◆ **Given request**: Return the records word for word. Any pictures in them are not part of the copy.

[BEGIN]

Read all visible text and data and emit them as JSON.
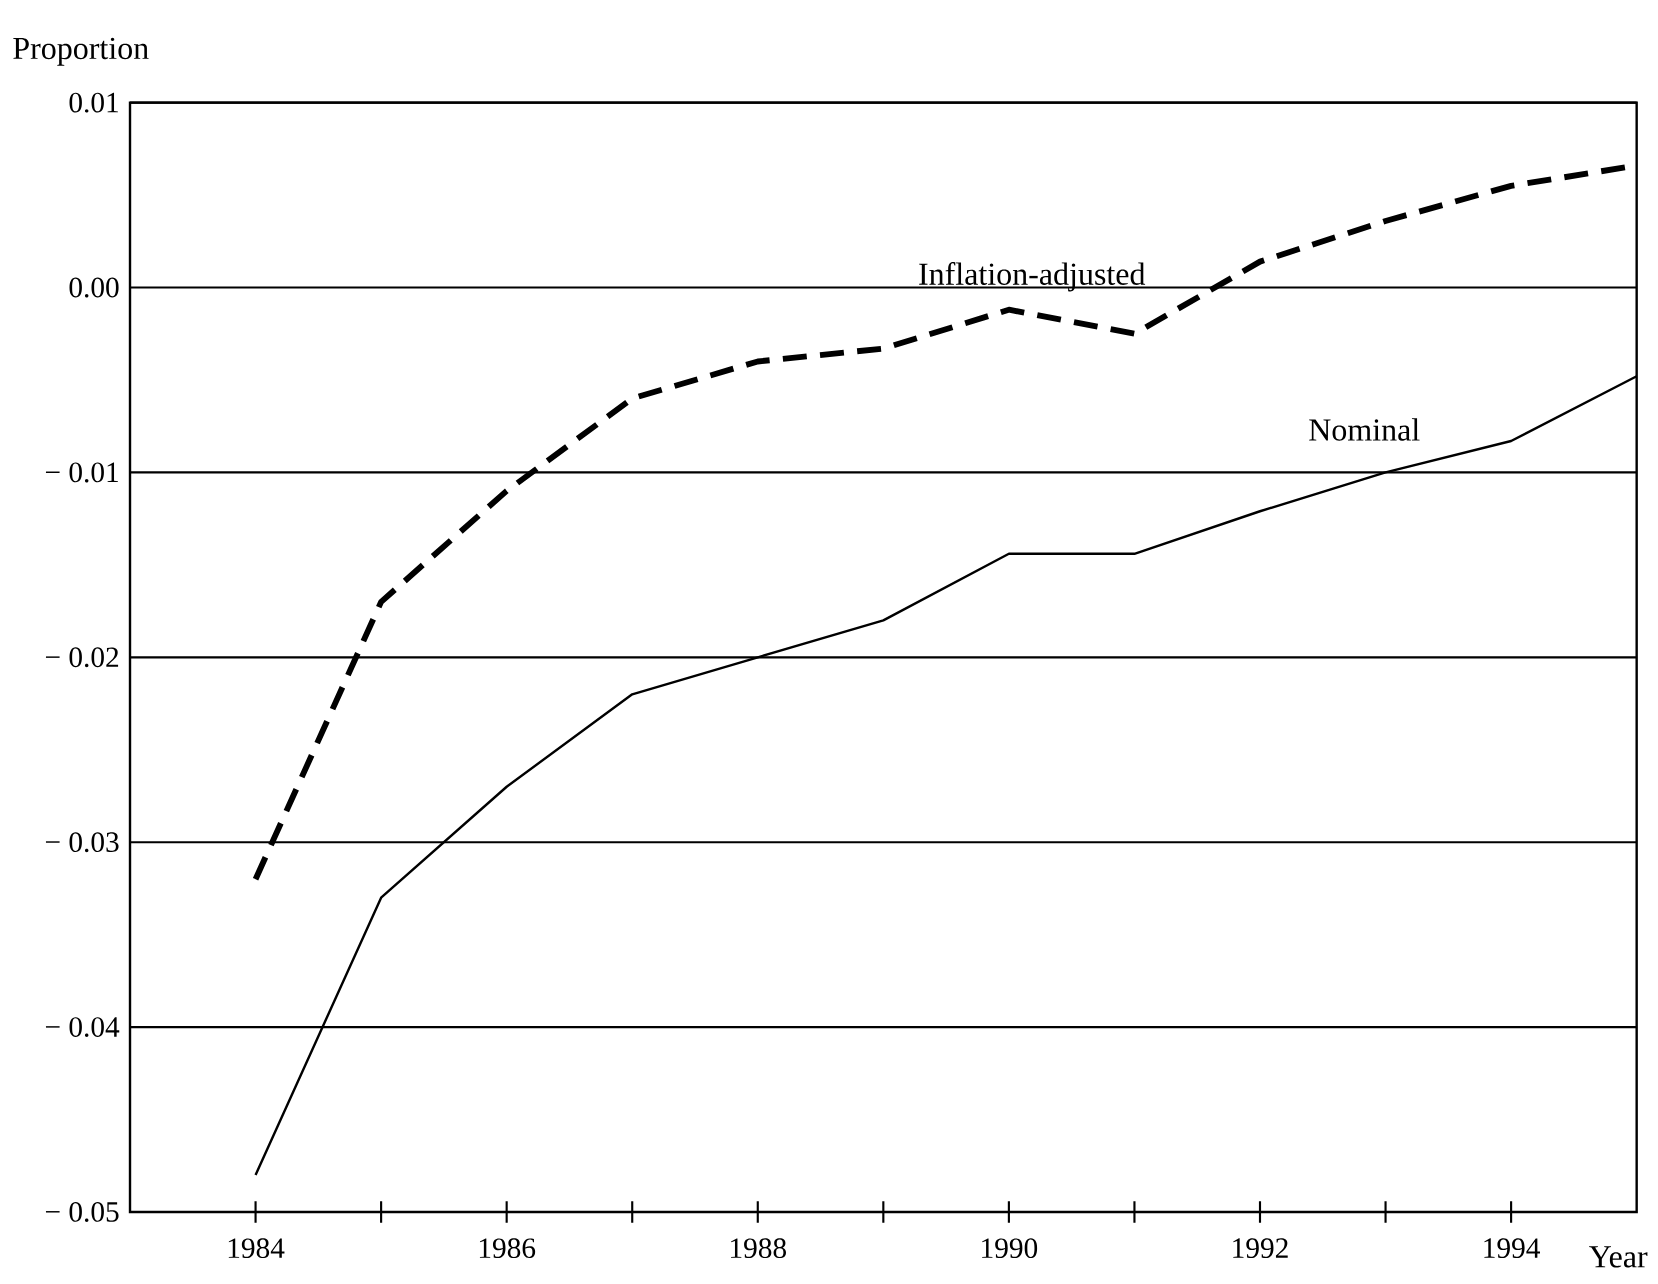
{
  "chart_data": {
    "type": "line",
    "ylabel": "Proportion",
    "xlabel": "Year",
    "x": [
      1984,
      1985,
      1986,
      1987,
      1988,
      1989,
      1990,
      1991,
      1992,
      1993,
      1994,
      1995
    ],
    "series": [
      {
        "name": "Inflation-adjusted",
        "color": "#000000",
        "line_style": "dashed",
        "values": [
          -0.032,
          -0.017,
          -0.011,
          -0.006,
          -0.004,
          -0.0033,
          -0.0012,
          -0.0025,
          0.0014,
          0.0036,
          0.0055,
          0.0066
        ]
      },
      {
        "name": "Nominal",
        "color": "#000000",
        "line_style": "solid",
        "values": [
          -0.048,
          -0.033,
          -0.027,
          -0.022,
          -0.02,
          -0.018,
          -0.0144,
          -0.0144,
          -0.0121,
          -0.01,
          -0.0083,
          -0.0048
        ]
      }
    ],
    "xlim": [
      1983,
      1995
    ],
    "ylim": [
      -0.05,
      0.01
    ],
    "xticks": [
      1984,
      {
        "value": 1985,
        "label": null
      },
      1986,
      {
        "value": 1987,
        "label": null
      },
      1988,
      {
        "value": 1989,
        "label": null
      },
      1990,
      {
        "value": 1991,
        "label": null
      },
      1992,
      {
        "value": 1993,
        "label": null
      },
      1994
    ],
    "yticks": [
      {
        "value": -0.05,
        "label": "− 0.05"
      },
      {
        "value": -0.04,
        "label": "− 0.04"
      },
      {
        "value": -0.03,
        "label": "− 0.03"
      },
      {
        "value": -0.02,
        "label": "− 0.02"
      },
      {
        "value": -0.01,
        "label": "− 0.01"
      },
      {
        "value": 0,
        "label": "0.00"
      },
      {
        "value": 0.01,
        "label": "0.01"
      }
    ],
    "grid": "y",
    "legend": false,
    "marker": "none"
  }
}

[END]

◆ **Result of this exercise**:
Read all visible text and data and emit them as JSON.
{
  "chart_data": {
    "type": "line",
    "ylabel": "Proportion",
    "xlabel": "Year",
    "x": [
      1984,
      1985,
      1986,
      1987,
      1988,
      1989,
      1990,
      1991,
      1992,
      1993,
      1994,
      1995
    ],
    "series": [
      {
        "name": "Inflation-adjusted",
        "color": "#000000",
        "line_style": "dashed",
        "values": [
          -0.032,
          -0.017,
          -0.011,
          -0.006,
          -0.004,
          -0.0033,
          -0.0012,
          -0.0025,
          0.0014,
          0.0036,
          0.0055,
          0.0066
        ]
      },
      {
        "name": "Nominal",
        "color": "#000000",
        "line_style": "solid",
        "values": [
          -0.048,
          -0.033,
          -0.027,
          -0.022,
          -0.02,
          -0.018,
          -0.0144,
          -0.0144,
          -0.0121,
          -0.01,
          -0.0083,
          -0.0048
        ]
      }
    ],
    "xlim": [
      1983,
      1995
    ],
    "ylim": [
      -0.05,
      0.01
    ],
    "xticks": [
      1984,
      {
        "value": 1985,
        "label": null
      },
      1986,
      {
        "value": 1987,
        "label": null
      },
      1988,
      {
        "value": 1989,
        "label": null
      },
      1990,
      {
        "value": 1991,
        "label": null
      },
      1992,
      {
        "value": 1993,
        "label": null
      },
      1994
    ],
    "yticks": [
      {
        "value": -0.05,
        "label": "− 0.05"
      },
      {
        "value": -0.04,
        "label": "− 0.04"
      },
      {
        "value": -0.03,
        "label": "− 0.03"
      },
      {
        "value": -0.02,
        "label": "− 0.02"
      },
      {
        "value": -0.01,
        "label": "− 0.01"
      },
      {
        "value": 0,
        "label": "0.00"
      },
      {
        "value": 0.01,
        "label": "0.01"
      }
    ],
    "grid": "y",
    "legend": false,
    "marker": "none"
  }
}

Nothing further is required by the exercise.